— TO BE DONE —
Can you render every one of the records below as a Markdown table with the columns No. and Record, numbering the rows and leaving out any blank lines?

— INPUT DATA —
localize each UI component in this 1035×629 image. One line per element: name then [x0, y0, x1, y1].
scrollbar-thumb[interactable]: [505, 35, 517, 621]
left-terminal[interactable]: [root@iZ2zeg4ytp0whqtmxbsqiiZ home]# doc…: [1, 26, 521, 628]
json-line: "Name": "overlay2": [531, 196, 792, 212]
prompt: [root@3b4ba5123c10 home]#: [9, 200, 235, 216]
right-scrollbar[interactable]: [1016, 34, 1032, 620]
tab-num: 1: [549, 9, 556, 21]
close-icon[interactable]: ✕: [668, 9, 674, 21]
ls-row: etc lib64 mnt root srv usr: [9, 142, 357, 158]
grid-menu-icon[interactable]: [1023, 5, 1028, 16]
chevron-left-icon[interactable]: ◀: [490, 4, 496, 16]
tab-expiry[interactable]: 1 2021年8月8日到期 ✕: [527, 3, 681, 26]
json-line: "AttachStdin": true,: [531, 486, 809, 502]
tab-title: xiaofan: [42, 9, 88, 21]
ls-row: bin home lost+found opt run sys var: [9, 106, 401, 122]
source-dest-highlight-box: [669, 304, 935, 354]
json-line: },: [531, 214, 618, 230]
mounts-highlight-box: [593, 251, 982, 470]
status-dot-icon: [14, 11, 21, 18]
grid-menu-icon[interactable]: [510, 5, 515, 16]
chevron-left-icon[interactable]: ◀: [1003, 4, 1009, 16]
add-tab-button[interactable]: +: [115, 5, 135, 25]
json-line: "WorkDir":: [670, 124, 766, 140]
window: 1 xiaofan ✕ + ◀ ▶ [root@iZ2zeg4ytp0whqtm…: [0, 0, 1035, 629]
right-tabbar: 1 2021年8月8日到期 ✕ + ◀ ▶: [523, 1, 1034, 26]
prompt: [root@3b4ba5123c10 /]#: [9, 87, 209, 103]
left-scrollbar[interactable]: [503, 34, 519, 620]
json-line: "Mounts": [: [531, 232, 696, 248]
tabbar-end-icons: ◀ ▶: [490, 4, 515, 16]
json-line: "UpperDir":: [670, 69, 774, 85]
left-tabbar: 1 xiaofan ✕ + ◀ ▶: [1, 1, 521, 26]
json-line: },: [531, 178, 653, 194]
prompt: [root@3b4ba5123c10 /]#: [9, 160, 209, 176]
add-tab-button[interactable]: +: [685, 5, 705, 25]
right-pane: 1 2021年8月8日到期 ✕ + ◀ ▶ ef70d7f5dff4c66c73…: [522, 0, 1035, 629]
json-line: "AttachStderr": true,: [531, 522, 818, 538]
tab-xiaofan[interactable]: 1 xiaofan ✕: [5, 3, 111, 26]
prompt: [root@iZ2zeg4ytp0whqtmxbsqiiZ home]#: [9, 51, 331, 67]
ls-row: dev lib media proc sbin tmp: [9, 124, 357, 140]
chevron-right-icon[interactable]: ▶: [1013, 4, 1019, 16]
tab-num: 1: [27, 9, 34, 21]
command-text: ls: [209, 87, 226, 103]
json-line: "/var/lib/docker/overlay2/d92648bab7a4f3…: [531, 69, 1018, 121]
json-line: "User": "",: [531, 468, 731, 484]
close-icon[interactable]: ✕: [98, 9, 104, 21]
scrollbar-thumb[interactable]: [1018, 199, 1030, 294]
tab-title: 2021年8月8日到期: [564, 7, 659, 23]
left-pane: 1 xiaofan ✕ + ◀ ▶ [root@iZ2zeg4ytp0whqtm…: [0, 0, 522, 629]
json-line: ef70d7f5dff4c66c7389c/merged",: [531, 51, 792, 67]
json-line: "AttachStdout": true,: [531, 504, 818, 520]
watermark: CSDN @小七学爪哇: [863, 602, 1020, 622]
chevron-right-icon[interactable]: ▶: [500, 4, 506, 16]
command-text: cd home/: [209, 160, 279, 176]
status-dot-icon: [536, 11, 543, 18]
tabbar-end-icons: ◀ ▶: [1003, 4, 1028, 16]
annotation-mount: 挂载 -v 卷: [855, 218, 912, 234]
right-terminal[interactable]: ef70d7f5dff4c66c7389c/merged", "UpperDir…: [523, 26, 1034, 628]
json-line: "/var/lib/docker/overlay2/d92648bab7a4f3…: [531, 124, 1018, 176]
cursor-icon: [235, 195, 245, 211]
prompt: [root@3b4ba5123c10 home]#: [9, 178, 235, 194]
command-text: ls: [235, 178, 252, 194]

— EXERCISE SOLUTION —
| No. | Record |
|---|---|
| 1 | localize each UI component in this 1035×629 image. One line per element: name then [x0, y0, x1, y1]. |
| 2 | scrollbar-thumb[interactable]: [505, 35, 517, 621] |
| 3 | left-terminal[interactable]: [root@iZ2zeg4ytp0whqtmxbsqiiZ home]# doc…: [1, 26, 521, 628] |
| 4 | json-line: "Name": "overlay2": [531, 196, 792, 212] |
| 5 | prompt: [root@3b4ba5123c10 home]#: [9, 200, 235, 216] |
| 6 | right-scrollbar[interactable]: [1016, 34, 1032, 620] |
| 7 | tab-num: 1: [549, 9, 556, 21] |
| 8 | close-icon[interactable]: ✕: [668, 9, 674, 21] |
| 9 | ls-row: etc lib64 mnt root srv usr: [9, 142, 357, 158] |
| 10 | grid-menu-icon[interactable]: [1023, 5, 1028, 16] |
| 11 | chevron-left-icon[interactable]: ◀: [490, 4, 496, 16] |
| 12 | tab-expiry[interactable]: 1 2021年8月8日到期 ✕: [527, 3, 681, 26] |
| 13 | json-line: "AttachStdin": true,: [531, 486, 809, 502] |
| 14 | tab-title: xiaofan: [42, 9, 88, 21] |
| 15 | ls-row: bin home lost+found opt run sys var: [9, 106, 401, 122] |
| 16 | source-dest-highlight-box: [669, 304, 935, 354] |
| 17 | json-line: },: [531, 214, 618, 230] |
| 18 | mounts-highlight-box: [593, 251, 982, 470] |
| 19 | status-dot-icon: [14, 11, 21, 18] |
| 20 | grid-menu-icon[interactable]: [510, 5, 515, 16] |
| 21 | chevron-left-icon[interactable]: ◀: [1003, 4, 1009, 16] |
| 22 | add-tab-button[interactable]: +: [115, 5, 135, 25] |
| 23 | json-line: "WorkDir":: [670, 124, 766, 140] |
| 24 | window: 1 xiaofan ✕ + ◀ ▶ [root@iZ2zeg4ytp0whqtm…: [0, 0, 1035, 629] |
| 25 | right-tabbar: 1 2021年8月8日到期 ✕ + ◀ ▶: [523, 1, 1034, 26] |
| 26 | prompt: [root@3b4ba5123c10 /]#: [9, 87, 209, 103] |
| 27 | left-scrollbar[interactable]: [503, 34, 519, 620] |
| 28 | json-line: "Mounts": [: [531, 232, 696, 248] |
| 29 | tabbar-end-icons: ◀ ▶: [490, 4, 515, 16] |
| 30 | json-line: "UpperDir":: [670, 69, 774, 85] |
| 31 | left-tabbar: 1 xiaofan ✕ + ◀ ▶: [1, 1, 521, 26] |
| 32 | json-line: },: [531, 178, 653, 194] |
| 33 | prompt: [root@3b4ba5123c10 /]#: [9, 160, 209, 176] |
| 34 | add-tab-button[interactable]: +: [685, 5, 705, 25] |
| 35 | right-pane: 1 2021年8月8日到期 ✕ + ◀ ▶ ef70d7f5dff4c66c73…: [522, 0, 1035, 629] |
| 36 | json-line: "AttachStderr": true,: [531, 522, 818, 538] |
| 37 | tab-xiaofan[interactable]: 1 xiaofan ✕: [5, 3, 111, 26] |
| 38 | prompt: [root@iZ2zeg4ytp0whqtmxbsqiiZ home]#: [9, 51, 331, 67] |
| 39 | ls-row: dev lib media proc sbin tmp: [9, 124, 357, 140] |
| 40 | chevron-right-icon[interactable]: ▶: [1013, 4, 1019, 16] |
| 41 | tab-num: 1: [27, 9, 34, 21] |
| 42 | command-text: ls: [209, 87, 226, 103] |
| 43 | json-line: "/var/lib/docker/overlay2/d92648bab7a4f3…: [531, 69, 1018, 121] |
| 44 | json-line: "User": "",: [531, 468, 731, 484] |
| 45 | close-icon[interactable]: ✕: [98, 9, 104, 21] |
| 46 | scrollbar-thumb[interactable]: [1018, 199, 1030, 294] |
| 47 | tab-title: 2021年8月8日到期: [564, 7, 659, 23] |
| 48 | left-pane: 1 xiaofan ✕ + ◀ ▶ [root@iZ2zeg4ytp0whqtm…: [0, 0, 522, 629] |
| 49 | json-line: ef70d7f5dff4c66c7389c/merged",: [531, 51, 792, 67] |
| 50 | json-line: "AttachStdout": true,: [531, 504, 818, 520] |
| 51 | watermark: CSDN @小七学爪哇: [863, 602, 1020, 622] |
| 52 | chevron-right-icon[interactable]: ▶: [500, 4, 506, 16] |
| 53 | command-text: cd home/: [209, 160, 279, 176] |
| 54 | status-dot-icon: [536, 11, 543, 18] |
| 55 | tabbar-end-icons: ◀ ▶: [1003, 4, 1028, 16] |
| 56 | annotation-mount: 挂载 -v 卷: [855, 218, 912, 234] |
| 57 | right-terminal[interactable]: ef70d7f5dff4c66c7389c/merged", "UpperDir…: [523, 26, 1034, 628] |
| 58 | json-line: "/var/lib/docker/overlay2/d92648bab7a4f3…: [531, 124, 1018, 176] |
| 59 | cursor-icon: [235, 195, 245, 211] |
| 60 | prompt: [root@3b4ba5123c10 home]#: [9, 178, 235, 194] |
| 61 | command-text: ls: [235, 178, 252, 194] |